Short task | Repeat the data word for word. Do not include the pictures.

Given records |
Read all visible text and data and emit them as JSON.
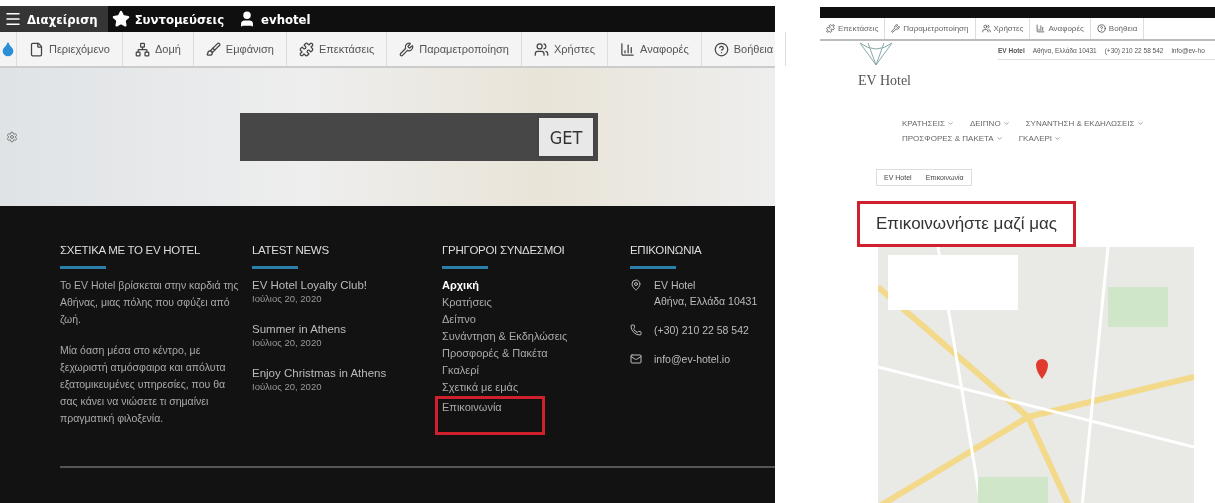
{
  "left_screenshot": {
    "admin_bar": {
      "items": [
        {
          "kind": "menu",
          "label": "Διαχείριση",
          "selected": true
        },
        {
          "kind": "star",
          "label": "Συντομεύσεις",
          "selected": false
        },
        {
          "kind": "user",
          "label": "evhotel",
          "selected": false
        }
      ]
    },
    "toolbar": {
      "items": [
        {
          "kind": "file",
          "label": "Περιεχόμενο"
        },
        {
          "kind": "structure",
          "label": "Δομή"
        },
        {
          "kind": "brush",
          "label": "Εμφάνιση"
        },
        {
          "kind": "puzzle",
          "label": "Επεκτάσεις"
        },
        {
          "kind": "wrench",
          "label": "Παραμετροποίηση"
        },
        {
          "kind": "users",
          "label": "Χρήστες"
        },
        {
          "kind": "chart",
          "label": "Αναφορές"
        },
        {
          "kind": "help",
          "label": "Βοήθεια"
        }
      ]
    },
    "hero": {
      "search_button": "GET"
    },
    "footer": {
      "about": {
        "title": "ΣΧΕΤΙΚΑ ΜΕ ΤΟ EV HOTEL",
        "paragraphs": [
          "Το EV Hotel βρίσκεται στην καρδιά της Αθήνας, μιας πόλης που σφύζει από ζωή.",
          "Μία όαση μέσα στο κέντρο, με ξεχωριστή ατμόσφαιρα και απόλυτα εξατομικευμένες υπηρεσίες, που θα σας κάνει να νιώσετε τι σημαίνει πραγματική φιλοξενία."
        ]
      },
      "news": {
        "title": "LATEST NEWS",
        "items": [
          {
            "title": "EV Hotel Loyalty Club!",
            "date": "Ιούλιος 20, 2020"
          },
          {
            "title": "Summer in Athens",
            "date": "Ιούλιος 20, 2020"
          },
          {
            "title": "Enjoy Christmas in Athens",
            "date": "Ιούλιος 20, 2020"
          }
        ]
      },
      "quick_links": {
        "title": "ΓΡΗΓΟΡΟΙ ΣΥΝΔΕΣΜΟΙ",
        "links": [
          {
            "label": "Αρχική",
            "selected": true,
            "highlighted": false
          },
          {
            "label": "Κρατήσεις",
            "selected": false,
            "highlighted": false
          },
          {
            "label": "Δείπνο",
            "selected": false,
            "highlighted": false
          },
          {
            "label": "Συνάντηση & Εκδηλώσεις",
            "selected": false,
            "highlighted": false
          },
          {
            "label": "Προσφορές & Πακέτα",
            "selected": false,
            "highlighted": false
          },
          {
            "label": "Γκαλερί",
            "selected": false,
            "highlighted": false
          },
          {
            "label": "Σχετικά με εμάς",
            "selected": false,
            "highlighted": false
          },
          {
            "label": "Επικοινωνία",
            "selected": false,
            "highlighted": true
          }
        ]
      },
      "contact": {
        "title": "ΕΠΙΚΟΙΝΩΝΙΑ",
        "items": [
          {
            "kind": "location",
            "lines": [
              "EV Hotel",
              "Αθήνα, Ελλάδα 10431"
            ]
          },
          {
            "kind": "phone",
            "lines": [
              "(+30) 210 22 58 542"
            ]
          },
          {
            "kind": "email",
            "lines": [
              "info@ev-hotel.io"
            ]
          }
        ]
      }
    }
  },
  "right_screenshot": {
    "toolbar": {
      "items": [
        {
          "kind": "puzzle",
          "label": "Επεκτάσεις"
        },
        {
          "kind": "wrench",
          "label": "Παραμετροποίηση"
        },
        {
          "kind": "users",
          "label": "Χρήστες"
        },
        {
          "kind": "chart",
          "label": "Αναφορές"
        },
        {
          "kind": "help",
          "label": "Βοήθεια"
        }
      ]
    },
    "logo_text": "EV Hotel",
    "contact_bar": {
      "name": "EV Hotel",
      "address": "Αθήνα, Ελλάδα 10431",
      "phone": "(+30) 210 22 58 542",
      "email": "info@ev-ho"
    },
    "menu": [
      "ΚΡΑΤΗΣΕΙΣ",
      "ΔΕΙΠΝΟ",
      "ΣΥΝΑΝΤΗΣΗ & ΕΚΔΗΛΩΣΕΙΣ",
      "ΠΡΟΣΦΟΡΕΣ & ΠΑΚΕΤΑ",
      "ΓΚΑΛΕΡΙ"
    ],
    "breadcrumb": [
      "EV Hotel",
      "Επικοινωνία"
    ],
    "heading": {
      "text": "Επικοινωνήστε μαζί μας",
      "highlighted": true
    }
  }
}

Exercise solution |
Read all visible text and data and emit them as JSON.
{
  "left_screenshot": {
    "admin_bar": {
      "items": [
        {
          "kind": "menu",
          "label": "Διαχείριση",
          "selected": true
        },
        {
          "kind": "star",
          "label": "Συντομεύσεις",
          "selected": false
        },
        {
          "kind": "user",
          "label": "evhotel",
          "selected": false
        }
      ]
    },
    "toolbar": {
      "items": [
        {
          "kind": "file",
          "label": "Περιεχόμενο"
        },
        {
          "kind": "structure",
          "label": "Δομή"
        },
        {
          "kind": "brush",
          "label": "Εμφάνιση"
        },
        {
          "kind": "puzzle",
          "label": "Επεκτάσεις"
        },
        {
          "kind": "wrench",
          "label": "Παραμετροποίηση"
        },
        {
          "kind": "users",
          "label": "Χρήστες"
        },
        {
          "kind": "chart",
          "label": "Αναφορές"
        },
        {
          "kind": "help",
          "label": "Βοήθεια"
        }
      ]
    },
    "hero": {
      "search_button": "GET"
    },
    "footer": {
      "about": {
        "title": "ΣΧΕΤΙΚΑ ΜΕ ΤΟ EV HOTEL",
        "paragraphs": [
          "Το EV Hotel βρίσκεται στην καρδιά της Αθήνας, μιας πόλης που σφύζει από ζωή.",
          "Μία όαση μέσα στο κέντρο, με ξεχωριστή ατμόσφαιρα και απόλυτα εξατομικευμένες υπηρεσίες, που θα σας κάνει να νιώσετε τι σημαίνει πραγματική φιλοξενία."
        ]
      },
      "news": {
        "title": "LATEST NEWS",
        "items": [
          {
            "title": "EV Hotel Loyalty Club!",
            "date": "Ιούλιος 20, 2020"
          },
          {
            "title": "Summer in Athens",
            "date": "Ιούλιος 20, 2020"
          },
          {
            "title": "Enjoy Christmas in Athens",
            "date": "Ιούλιος 20, 2020"
          }
        ]
      },
      "quick_links": {
        "title": "ΓΡΗΓΟΡΟΙ ΣΥΝΔΕΣΜΟΙ",
        "links": [
          {
            "label": "Αρχική",
            "selected": true,
            "highlighted": false
          },
          {
            "label": "Κρατήσεις",
            "selected": false,
            "highlighted": false
          },
          {
            "label": "Δείπνο",
            "selected": false,
            "highlighted": false
          },
          {
            "label": "Συνάντηση & Εκδηλώσεις",
            "selected": false,
            "highlighted": false
          },
          {
            "label": "Προσφορές & Πακέτα",
            "selected": false,
            "highlighted": false
          },
          {
            "label": "Γκαλερί",
            "selected": false,
            "highlighted": false
          },
          {
            "label": "Σχετικά με εμάς",
            "selected": false,
            "highlighted": false
          },
          {
            "label": "Επικοινωνία",
            "selected": false,
            "highlighted": true
          }
        ]
      },
      "contact": {
        "title": "ΕΠΙΚΟΙΝΩΝΙΑ",
        "items": [
          {
            "kind": "location",
            "lines": [
              "EV Hotel",
              "Αθήνα, Ελλάδα 10431"
            ]
          },
          {
            "kind": "phone",
            "lines": [
              "(+30) 210 22 58 542"
            ]
          },
          {
            "kind": "email",
            "lines": [
              "info@ev-hotel.io"
            ]
          }
        ]
      }
    }
  },
  "right_screenshot": {
    "toolbar": {
      "items": [
        {
          "kind": "puzzle",
          "label": "Επεκτάσεις"
        },
        {
          "kind": "wrench",
          "label": "Παραμετροποίηση"
        },
        {
          "kind": "users",
          "label": "Χρήστες"
        },
        {
          "kind": "chart",
          "label": "Αναφορές"
        },
        {
          "kind": "help",
          "label": "Βοήθεια"
        }
      ]
    },
    "logo_text": "EV Hotel",
    "contact_bar": {
      "name": "EV Hotel",
      "address": "Αθήνα, Ελλάδα 10431",
      "phone": "(+30) 210 22 58 542",
      "email": "info@ev-ho"
    },
    "menu": [
      "ΚΡΑΤΗΣΕΙΣ",
      "ΔΕΙΠΝΟ",
      "ΣΥΝΑΝΤΗΣΗ & ΕΚΔΗΛΩΣΕΙΣ",
      "ΠΡΟΣΦΟΡΕΣ & ΠΑΚΕΤΑ",
      "ΓΚΑΛΕΡΙ"
    ],
    "breadcrumb": [
      "EV Hotel",
      "Επικοινωνία"
    ],
    "heading": {
      "text": "Επικοινωνήστε μαζί μας",
      "highlighted": true
    }
  }
}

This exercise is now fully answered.